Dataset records
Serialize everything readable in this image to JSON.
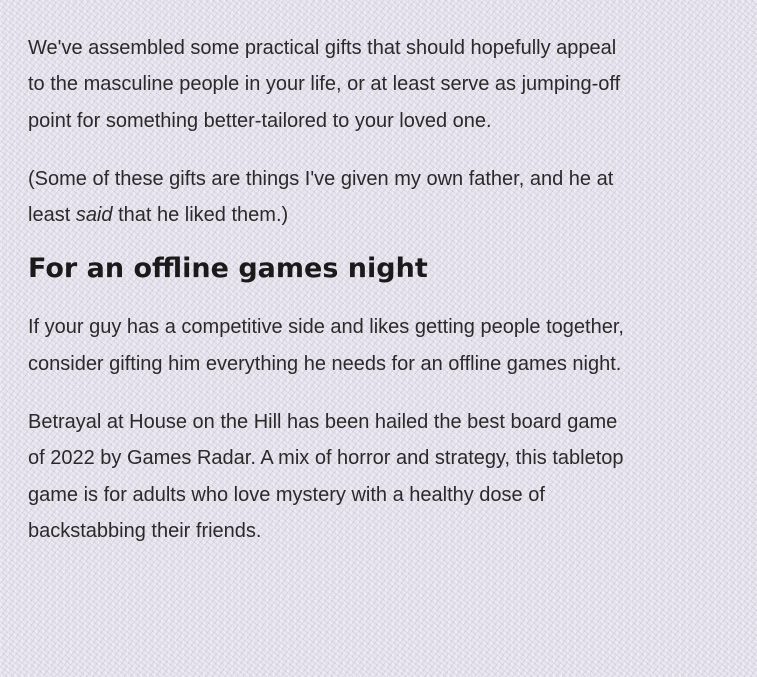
{
  "paragraphs": {
    "p1": "We've assembled some practical gifts that should hopefully appeal to the masculine people in your life, or at least serve as jumping-off point for something better-tailored to your loved one.",
    "p2_before": "(Some of these gifts are things I've given my own father, and he at least ",
    "p2_em": "said",
    "p2_after": " that he liked them.)"
  },
  "section": {
    "heading": "For an offline games night",
    "p3": "If your guy has a competitive side and likes getting people together, consider gifting him everything he needs for an offline games night.",
    "p4": "Betrayal at House on the Hill has been hailed the best board game of 2022 by Games Radar. A mix of horror and strategy, this tabletop game is for adults who love mystery with a healthy dose of backstabbing their friends."
  }
}
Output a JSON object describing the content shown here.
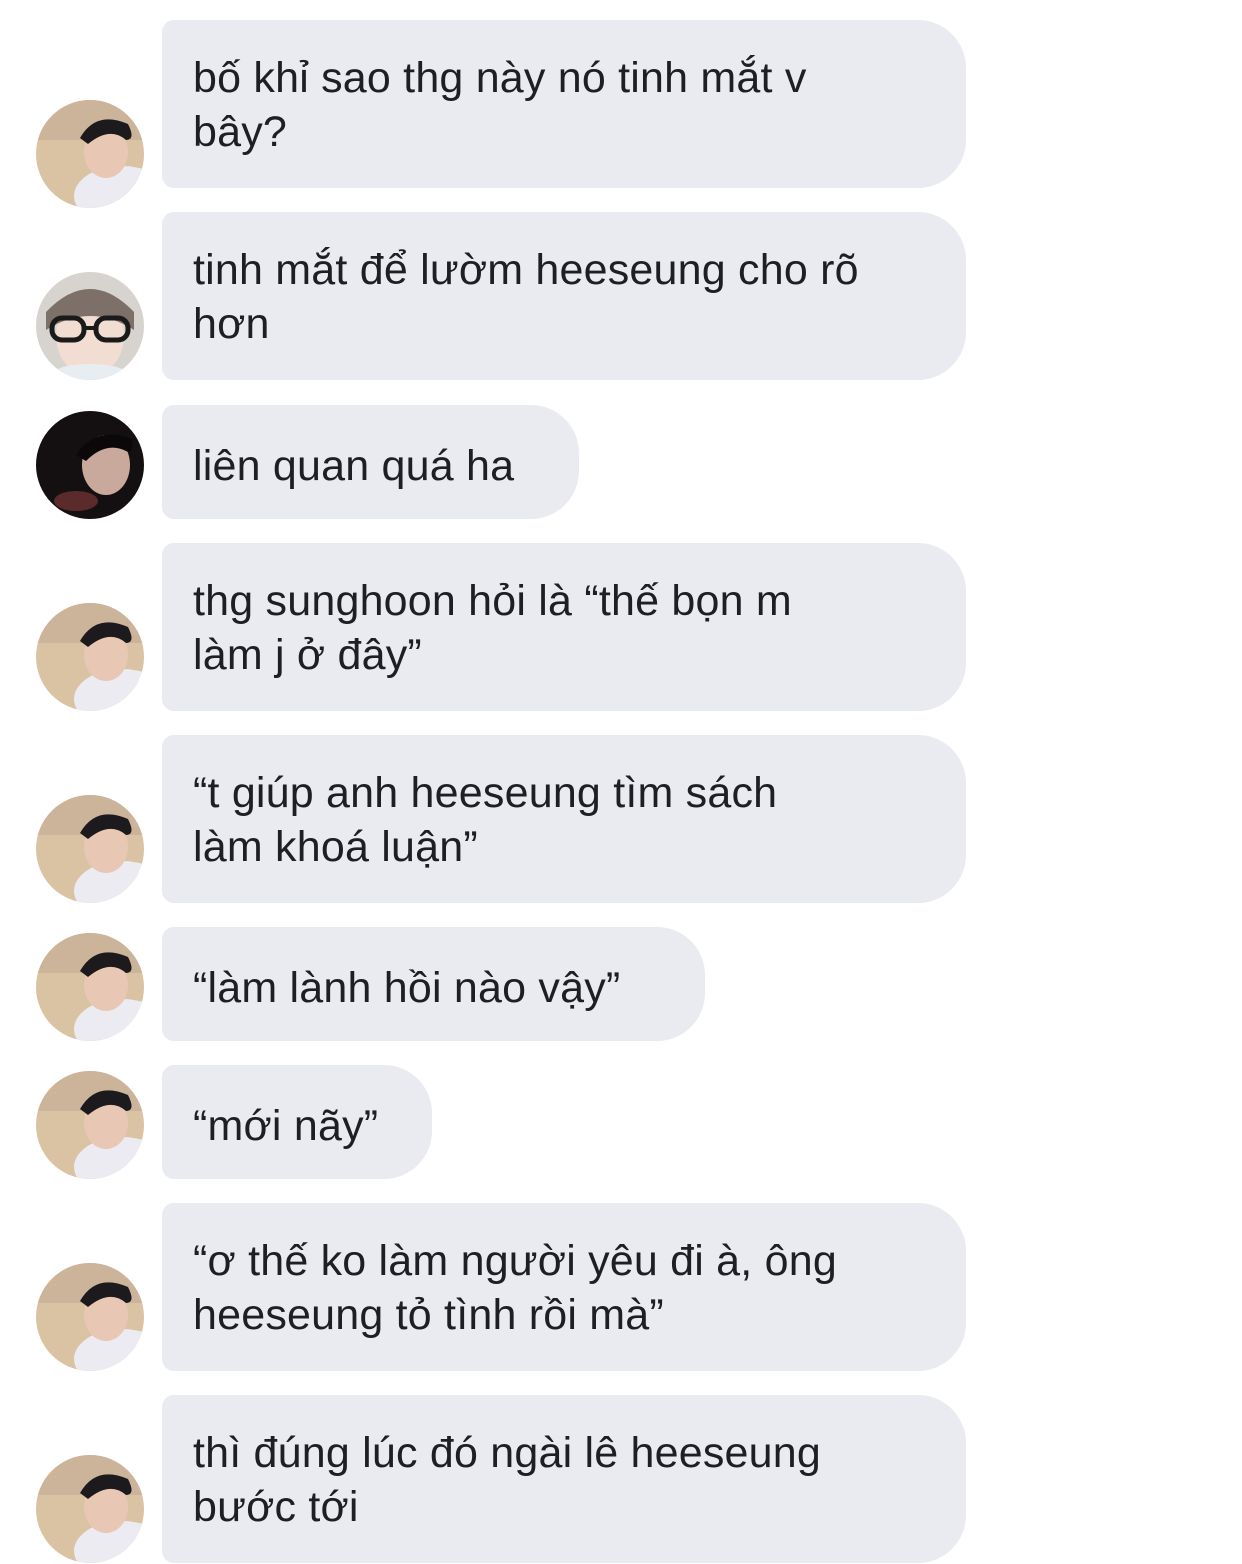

■ Task requirements ■
Copy each line in full and exactly, omitting any picture.

■ Correct answer ■
Serialize everything readable in this image to JSON.
{
  "paragraphs": {
    "p1": "We've assembled some practical gifts that should hopefully appeal to the masculine people in your life, or at least serve as jumping-off point for something better-tailored to your loved one.",
    "p2_before": "(Some of these gifts are things I've given my own father, and he at least ",
    "p2_em": "said",
    "p2_after": " that he liked them.)"
  },
  "section": {
    "heading": "For an offline games night",
    "p3": "If your guy has a competitive side and likes getting people together, consider gifting him everything he needs for an offline games night.",
    "p4": "Betrayal at House on the Hill has been hailed the best board game of 2022 by Games Radar. A mix of horror and strategy, this tabletop game is for adults who love mystery with a healthy dose of backstabbing their friends."
  }
}
Output a JSON object describing the content shown here.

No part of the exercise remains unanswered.